■ Required work
Please find all lines in the data that hold the string "title" and copy them.

■ Record excerpts
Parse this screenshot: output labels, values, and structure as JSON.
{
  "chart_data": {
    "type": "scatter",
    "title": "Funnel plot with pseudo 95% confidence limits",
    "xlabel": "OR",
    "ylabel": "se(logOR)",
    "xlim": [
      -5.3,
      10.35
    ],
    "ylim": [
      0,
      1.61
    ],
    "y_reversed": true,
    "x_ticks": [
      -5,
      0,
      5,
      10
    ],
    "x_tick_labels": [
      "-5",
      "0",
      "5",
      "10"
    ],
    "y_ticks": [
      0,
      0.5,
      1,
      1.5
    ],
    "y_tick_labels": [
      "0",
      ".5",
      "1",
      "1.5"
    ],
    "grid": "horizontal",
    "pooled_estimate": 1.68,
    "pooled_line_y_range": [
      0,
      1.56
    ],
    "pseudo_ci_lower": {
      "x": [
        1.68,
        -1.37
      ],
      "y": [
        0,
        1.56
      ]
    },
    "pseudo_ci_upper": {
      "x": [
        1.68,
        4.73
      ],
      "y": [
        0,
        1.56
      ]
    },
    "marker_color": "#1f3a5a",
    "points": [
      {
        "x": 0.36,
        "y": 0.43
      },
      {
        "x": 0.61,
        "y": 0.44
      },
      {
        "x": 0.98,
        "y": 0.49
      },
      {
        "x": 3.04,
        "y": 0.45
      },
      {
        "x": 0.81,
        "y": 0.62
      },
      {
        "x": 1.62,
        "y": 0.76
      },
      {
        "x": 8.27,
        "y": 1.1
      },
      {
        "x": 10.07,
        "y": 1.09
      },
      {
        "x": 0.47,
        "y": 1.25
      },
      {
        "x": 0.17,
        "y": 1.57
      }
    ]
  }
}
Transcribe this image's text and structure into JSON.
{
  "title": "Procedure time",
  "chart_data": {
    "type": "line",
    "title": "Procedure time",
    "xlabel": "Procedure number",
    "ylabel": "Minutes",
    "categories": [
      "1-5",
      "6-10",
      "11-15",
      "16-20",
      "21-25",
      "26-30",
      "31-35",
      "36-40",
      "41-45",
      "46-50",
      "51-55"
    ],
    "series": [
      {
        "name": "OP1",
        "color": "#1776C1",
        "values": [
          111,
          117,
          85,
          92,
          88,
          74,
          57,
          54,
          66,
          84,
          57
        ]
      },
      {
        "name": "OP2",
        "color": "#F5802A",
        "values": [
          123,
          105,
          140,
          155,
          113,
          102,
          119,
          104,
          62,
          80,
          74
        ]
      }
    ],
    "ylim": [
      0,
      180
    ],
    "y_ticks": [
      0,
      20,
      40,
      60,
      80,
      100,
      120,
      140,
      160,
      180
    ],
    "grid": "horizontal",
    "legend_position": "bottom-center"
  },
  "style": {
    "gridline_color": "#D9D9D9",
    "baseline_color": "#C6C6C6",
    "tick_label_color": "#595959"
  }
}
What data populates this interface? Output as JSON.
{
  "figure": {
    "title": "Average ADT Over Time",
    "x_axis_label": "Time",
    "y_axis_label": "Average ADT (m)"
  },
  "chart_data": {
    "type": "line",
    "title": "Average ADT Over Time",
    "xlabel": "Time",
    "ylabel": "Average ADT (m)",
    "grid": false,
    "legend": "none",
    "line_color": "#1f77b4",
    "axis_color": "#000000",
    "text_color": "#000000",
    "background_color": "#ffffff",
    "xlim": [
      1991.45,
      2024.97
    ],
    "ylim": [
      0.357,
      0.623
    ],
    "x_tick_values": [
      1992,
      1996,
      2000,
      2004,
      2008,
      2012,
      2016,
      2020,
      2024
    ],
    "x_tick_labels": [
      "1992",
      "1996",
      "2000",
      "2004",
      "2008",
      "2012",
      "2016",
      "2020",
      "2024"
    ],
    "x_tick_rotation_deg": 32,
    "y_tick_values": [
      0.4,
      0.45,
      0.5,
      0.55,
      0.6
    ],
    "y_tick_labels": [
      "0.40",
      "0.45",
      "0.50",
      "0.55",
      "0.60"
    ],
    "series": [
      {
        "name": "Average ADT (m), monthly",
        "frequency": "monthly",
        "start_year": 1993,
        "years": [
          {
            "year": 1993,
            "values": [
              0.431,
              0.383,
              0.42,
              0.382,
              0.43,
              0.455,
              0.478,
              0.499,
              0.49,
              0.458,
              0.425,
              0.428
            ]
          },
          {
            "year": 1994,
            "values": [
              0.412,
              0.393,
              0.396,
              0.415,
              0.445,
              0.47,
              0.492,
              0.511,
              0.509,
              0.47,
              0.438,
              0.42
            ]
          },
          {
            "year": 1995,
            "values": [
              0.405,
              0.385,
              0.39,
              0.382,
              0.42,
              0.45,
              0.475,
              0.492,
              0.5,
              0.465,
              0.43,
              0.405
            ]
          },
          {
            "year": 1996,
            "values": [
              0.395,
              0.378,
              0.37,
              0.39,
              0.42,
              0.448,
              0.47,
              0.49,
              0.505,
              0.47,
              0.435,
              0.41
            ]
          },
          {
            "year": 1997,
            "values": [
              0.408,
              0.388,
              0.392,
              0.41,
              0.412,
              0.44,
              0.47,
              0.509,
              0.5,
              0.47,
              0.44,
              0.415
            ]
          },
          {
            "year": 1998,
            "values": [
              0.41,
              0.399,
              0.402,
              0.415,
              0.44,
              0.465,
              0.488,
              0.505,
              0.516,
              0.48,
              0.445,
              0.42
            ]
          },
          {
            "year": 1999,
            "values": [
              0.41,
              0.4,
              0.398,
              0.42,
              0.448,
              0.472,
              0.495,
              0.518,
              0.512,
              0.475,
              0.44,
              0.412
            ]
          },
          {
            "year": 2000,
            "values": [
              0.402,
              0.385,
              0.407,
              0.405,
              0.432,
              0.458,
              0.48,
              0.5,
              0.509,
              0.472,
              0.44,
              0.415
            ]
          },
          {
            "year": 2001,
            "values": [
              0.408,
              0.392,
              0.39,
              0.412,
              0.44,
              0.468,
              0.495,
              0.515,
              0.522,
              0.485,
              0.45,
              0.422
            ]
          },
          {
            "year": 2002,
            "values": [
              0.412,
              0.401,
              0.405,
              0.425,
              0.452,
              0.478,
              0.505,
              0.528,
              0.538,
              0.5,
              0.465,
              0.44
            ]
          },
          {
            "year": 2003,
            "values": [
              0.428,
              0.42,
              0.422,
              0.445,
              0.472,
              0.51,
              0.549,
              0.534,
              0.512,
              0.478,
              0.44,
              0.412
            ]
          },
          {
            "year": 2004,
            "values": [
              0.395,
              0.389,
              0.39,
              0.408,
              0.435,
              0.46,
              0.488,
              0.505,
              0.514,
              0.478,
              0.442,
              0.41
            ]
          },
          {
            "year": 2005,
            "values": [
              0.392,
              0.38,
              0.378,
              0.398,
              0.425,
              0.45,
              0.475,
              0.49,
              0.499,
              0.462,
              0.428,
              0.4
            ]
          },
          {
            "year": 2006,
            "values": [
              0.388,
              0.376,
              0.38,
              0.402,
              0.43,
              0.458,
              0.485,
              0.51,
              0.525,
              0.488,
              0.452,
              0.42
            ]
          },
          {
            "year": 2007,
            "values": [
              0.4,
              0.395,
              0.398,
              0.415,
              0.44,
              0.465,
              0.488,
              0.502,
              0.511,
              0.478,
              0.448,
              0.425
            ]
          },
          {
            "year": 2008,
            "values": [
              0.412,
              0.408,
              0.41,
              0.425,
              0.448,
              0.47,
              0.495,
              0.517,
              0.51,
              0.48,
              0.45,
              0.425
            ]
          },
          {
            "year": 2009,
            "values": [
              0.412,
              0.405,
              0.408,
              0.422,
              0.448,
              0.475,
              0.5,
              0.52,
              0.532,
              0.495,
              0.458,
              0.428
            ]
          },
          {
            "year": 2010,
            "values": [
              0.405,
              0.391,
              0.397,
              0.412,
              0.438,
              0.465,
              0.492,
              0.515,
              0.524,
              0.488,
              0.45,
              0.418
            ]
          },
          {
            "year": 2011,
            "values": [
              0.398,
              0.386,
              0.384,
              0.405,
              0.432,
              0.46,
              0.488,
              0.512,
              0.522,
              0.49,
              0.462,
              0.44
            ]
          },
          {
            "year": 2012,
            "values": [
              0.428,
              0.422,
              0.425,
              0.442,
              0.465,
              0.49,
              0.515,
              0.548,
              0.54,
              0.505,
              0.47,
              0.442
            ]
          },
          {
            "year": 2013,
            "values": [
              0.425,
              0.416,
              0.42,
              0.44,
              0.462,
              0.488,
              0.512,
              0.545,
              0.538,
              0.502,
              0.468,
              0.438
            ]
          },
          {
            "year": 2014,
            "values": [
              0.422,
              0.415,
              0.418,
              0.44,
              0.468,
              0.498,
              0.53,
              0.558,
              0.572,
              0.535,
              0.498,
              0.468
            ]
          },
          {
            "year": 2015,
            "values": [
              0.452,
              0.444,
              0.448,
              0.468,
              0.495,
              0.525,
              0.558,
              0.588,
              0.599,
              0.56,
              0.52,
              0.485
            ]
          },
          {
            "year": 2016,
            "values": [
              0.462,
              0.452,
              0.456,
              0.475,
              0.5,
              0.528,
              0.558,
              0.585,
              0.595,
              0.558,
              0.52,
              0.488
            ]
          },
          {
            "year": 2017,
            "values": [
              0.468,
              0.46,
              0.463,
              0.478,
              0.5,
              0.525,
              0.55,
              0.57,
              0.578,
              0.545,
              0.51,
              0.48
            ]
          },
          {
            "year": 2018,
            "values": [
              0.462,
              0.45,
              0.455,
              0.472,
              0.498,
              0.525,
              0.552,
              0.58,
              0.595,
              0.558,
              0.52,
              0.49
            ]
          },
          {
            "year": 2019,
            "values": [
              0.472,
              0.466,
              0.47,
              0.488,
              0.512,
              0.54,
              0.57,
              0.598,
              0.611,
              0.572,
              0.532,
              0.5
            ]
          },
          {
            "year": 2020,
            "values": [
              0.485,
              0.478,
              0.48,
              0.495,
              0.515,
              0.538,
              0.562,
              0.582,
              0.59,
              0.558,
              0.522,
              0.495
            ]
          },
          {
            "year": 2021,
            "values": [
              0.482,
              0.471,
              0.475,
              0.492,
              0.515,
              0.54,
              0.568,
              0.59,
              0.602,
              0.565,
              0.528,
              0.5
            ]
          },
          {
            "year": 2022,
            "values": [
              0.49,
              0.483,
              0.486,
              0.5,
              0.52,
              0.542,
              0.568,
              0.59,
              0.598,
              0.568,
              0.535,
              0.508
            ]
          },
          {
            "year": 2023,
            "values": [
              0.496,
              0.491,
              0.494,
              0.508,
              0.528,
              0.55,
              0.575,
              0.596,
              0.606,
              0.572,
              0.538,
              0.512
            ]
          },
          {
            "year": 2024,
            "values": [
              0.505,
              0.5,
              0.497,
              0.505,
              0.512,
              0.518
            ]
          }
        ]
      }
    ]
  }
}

■ Written response
    "title": "Funnel plot with pseudo 95% confidence limits",
  "title": "Procedure time",
    "title": "Procedure time",
    "title": "Average ADT Over Time",
    "title": "Average ADT Over Time",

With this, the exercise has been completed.